==== Provided information

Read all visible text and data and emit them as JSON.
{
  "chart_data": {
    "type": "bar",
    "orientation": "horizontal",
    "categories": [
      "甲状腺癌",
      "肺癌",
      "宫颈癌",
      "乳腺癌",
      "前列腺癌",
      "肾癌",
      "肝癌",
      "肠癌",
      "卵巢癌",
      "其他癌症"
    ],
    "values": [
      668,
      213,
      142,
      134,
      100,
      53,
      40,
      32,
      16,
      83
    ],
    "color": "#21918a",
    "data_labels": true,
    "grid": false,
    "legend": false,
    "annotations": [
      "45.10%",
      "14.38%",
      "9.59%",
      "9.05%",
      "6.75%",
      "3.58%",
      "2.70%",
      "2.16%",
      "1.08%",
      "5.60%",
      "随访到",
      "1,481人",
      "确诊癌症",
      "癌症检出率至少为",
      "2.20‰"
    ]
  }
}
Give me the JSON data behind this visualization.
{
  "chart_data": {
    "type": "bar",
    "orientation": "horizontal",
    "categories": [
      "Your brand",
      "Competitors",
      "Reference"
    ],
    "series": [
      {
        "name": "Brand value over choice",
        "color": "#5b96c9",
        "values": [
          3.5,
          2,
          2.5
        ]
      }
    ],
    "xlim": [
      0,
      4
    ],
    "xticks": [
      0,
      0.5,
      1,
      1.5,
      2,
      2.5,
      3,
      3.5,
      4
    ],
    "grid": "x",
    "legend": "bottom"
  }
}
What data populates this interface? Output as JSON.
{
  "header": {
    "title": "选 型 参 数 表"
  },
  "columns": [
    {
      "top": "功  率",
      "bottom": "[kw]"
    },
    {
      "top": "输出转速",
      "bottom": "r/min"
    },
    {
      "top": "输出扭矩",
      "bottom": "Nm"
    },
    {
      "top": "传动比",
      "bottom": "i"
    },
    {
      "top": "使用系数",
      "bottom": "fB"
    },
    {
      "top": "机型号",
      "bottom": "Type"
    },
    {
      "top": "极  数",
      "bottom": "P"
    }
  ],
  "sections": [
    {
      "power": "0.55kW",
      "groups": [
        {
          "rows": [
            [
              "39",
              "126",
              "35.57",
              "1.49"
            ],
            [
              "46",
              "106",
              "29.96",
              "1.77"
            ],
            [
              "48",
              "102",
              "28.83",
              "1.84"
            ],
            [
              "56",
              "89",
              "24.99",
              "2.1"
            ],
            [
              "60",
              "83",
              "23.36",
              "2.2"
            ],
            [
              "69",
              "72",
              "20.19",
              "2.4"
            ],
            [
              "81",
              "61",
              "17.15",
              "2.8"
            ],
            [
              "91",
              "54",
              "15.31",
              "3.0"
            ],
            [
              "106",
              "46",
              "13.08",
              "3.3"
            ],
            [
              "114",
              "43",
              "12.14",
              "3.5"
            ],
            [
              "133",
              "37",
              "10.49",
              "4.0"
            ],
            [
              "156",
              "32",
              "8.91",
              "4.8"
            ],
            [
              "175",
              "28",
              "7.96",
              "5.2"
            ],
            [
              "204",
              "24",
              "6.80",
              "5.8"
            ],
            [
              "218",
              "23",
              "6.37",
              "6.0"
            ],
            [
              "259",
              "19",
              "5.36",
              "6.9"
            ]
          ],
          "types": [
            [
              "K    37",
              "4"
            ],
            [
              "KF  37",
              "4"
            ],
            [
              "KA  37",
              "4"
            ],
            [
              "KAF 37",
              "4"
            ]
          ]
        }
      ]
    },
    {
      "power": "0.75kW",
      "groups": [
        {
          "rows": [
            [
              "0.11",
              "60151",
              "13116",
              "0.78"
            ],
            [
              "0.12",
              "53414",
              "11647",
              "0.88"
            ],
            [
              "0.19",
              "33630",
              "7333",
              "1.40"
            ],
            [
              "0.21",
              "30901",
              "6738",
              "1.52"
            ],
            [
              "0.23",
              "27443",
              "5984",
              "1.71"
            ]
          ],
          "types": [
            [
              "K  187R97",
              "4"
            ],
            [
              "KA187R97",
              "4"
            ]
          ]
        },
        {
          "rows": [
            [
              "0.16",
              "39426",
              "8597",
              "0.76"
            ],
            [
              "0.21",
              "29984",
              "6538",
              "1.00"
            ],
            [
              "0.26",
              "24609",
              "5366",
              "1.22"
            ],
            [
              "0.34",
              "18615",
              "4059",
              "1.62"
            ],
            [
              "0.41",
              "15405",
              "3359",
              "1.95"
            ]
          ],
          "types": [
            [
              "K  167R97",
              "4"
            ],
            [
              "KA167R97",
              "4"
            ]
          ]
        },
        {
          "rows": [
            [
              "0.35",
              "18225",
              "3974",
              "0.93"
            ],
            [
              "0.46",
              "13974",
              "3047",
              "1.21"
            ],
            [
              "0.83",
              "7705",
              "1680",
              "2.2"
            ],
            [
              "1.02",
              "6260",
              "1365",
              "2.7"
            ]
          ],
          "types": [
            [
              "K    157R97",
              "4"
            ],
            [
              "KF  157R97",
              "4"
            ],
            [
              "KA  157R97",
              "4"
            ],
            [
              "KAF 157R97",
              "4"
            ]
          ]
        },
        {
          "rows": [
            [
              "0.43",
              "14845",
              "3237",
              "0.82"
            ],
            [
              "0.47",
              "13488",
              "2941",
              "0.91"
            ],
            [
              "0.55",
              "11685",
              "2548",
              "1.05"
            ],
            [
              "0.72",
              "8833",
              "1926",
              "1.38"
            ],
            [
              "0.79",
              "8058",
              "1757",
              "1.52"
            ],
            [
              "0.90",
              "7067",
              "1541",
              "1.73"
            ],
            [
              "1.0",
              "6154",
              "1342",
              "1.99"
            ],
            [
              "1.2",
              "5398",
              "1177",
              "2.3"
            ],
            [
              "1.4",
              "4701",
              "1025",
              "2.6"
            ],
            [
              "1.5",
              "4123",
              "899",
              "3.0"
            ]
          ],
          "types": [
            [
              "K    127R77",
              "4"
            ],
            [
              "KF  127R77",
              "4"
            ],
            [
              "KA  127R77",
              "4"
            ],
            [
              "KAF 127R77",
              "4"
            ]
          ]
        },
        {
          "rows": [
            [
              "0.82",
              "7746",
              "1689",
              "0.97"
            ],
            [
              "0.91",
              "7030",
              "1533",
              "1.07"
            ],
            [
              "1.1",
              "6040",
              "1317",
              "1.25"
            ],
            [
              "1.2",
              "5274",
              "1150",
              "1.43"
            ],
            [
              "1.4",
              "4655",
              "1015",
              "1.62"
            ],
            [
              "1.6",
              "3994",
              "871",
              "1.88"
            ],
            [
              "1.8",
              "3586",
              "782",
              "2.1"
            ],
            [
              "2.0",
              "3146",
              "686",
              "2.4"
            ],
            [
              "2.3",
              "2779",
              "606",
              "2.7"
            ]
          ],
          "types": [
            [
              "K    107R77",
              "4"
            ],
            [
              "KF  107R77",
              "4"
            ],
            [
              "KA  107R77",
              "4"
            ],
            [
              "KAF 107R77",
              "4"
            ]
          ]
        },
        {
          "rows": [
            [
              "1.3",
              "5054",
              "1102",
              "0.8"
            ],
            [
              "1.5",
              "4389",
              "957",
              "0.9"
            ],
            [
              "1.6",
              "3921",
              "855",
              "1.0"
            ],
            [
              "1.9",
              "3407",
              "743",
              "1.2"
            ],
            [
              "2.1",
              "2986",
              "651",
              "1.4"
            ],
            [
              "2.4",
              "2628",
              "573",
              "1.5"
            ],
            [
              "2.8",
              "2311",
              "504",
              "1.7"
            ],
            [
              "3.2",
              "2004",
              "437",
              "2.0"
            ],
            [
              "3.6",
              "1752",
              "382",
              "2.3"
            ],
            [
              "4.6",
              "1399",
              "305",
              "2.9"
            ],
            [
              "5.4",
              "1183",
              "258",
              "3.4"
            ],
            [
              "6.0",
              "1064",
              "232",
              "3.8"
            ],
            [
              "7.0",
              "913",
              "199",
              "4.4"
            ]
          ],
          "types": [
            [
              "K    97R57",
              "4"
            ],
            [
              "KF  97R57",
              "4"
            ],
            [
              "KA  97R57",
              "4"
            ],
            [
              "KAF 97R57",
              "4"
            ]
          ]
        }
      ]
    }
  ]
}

========

» Exercise aim: Which lines hold the string "JSON"? Copy all of them from the data above.

» Final answer:
Read all visible text and data and emit them as JSON.
Give me the JSON data behind this visualization.
What data populates this interface? Output as JSON.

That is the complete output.